» **Work required**
Output every line below without omitting or altering anything.

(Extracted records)
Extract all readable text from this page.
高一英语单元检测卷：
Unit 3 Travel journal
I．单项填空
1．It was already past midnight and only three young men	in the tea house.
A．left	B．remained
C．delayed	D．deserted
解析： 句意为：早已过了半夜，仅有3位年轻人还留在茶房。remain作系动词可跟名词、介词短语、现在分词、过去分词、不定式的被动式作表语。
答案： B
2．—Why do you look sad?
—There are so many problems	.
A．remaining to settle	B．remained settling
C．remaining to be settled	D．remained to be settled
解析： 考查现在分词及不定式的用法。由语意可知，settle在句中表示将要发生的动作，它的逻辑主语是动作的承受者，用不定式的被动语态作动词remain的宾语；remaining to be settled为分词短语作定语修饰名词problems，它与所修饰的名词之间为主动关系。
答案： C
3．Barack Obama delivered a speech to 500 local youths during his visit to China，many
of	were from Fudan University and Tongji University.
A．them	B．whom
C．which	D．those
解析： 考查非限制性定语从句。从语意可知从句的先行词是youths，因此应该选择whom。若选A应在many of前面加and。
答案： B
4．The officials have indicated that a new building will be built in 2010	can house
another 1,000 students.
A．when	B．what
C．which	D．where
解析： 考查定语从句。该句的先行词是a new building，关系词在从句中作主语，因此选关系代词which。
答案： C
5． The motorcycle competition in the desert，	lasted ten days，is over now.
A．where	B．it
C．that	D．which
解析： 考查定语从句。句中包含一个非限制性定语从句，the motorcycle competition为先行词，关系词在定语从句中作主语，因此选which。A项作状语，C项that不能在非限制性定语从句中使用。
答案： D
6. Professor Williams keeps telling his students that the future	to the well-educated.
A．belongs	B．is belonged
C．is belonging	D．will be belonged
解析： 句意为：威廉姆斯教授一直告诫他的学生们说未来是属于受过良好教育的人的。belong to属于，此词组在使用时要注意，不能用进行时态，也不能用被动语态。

» **Task output**
Extract all readable text from this page.
高一英语单元检测卷：
Unit 3 Travel journal
I．单项填空
1．It was already past midnight and only three young men	in the tea house.
A．left	B．remained
C．delayed	D．deserted
解析： 句意为：早已过了半夜，仅有3位年轻人还留在茶房。remain作系动词可跟名词、介词短语、现在分词、过去分词、不定式的被动式作表语。
答案： B
2．—Why do you look sad?
—There are so many problems	.
A．remaining to settle	B．remained settling
C．remaining to be settled	D．remained to be settled
解析： 考查现在分词及不定式的用法。由语意可知，settle在句中表示将要发生的动作，它的逻辑主语是动作的承受者，用不定式的被动语态作动词remain的宾语；remaining to be settled为分词短语作定语修饰名词problems，它与所修饰的名词之间为主动关系。
答案： C
3．Barack Obama delivered a speech to 500 local youths during his visit to China，many
of	were from Fudan University and Tongji University.
A．them	B．whom
C．which	D．those
解析： 考查非限制性定语从句。从语意可知从句的先行词是youths，因此应该选择whom。若选A应在many of前面加and。
答案： B
4．The officials have indicated that a new building will be built in 2010	can house
another 1,000 students.
A．when	B．what
C．which	D．where
解析： 考查定语从句。该句的先行词是a new building，关系词在从句中作主语，因此选关系代词which。
答案： C
5． The motorcycle competition in the desert，	lasted ten days，is over now.
A．where	B．it
C．that	D．which
解析： 考查定语从句。句中包含一个非限制性定语从句，the motorcycle competition为先行词，关系词在定语从句中作主语，因此选which。A项作状语，C项that不能在非限制性定语从句中使用。
答案： D
6. Professor Williams keeps telling his students that the future	to the well-educated.
A．belongs	B．is belonged
C．is belonging	D．will be belonged
解析： 句意为：威廉姆斯教授一直告诫他的学生们说未来是属于受过良好教育的人的。belong to属于，此词组在使用时要注意，不能用进行时态，也不能用被动语态。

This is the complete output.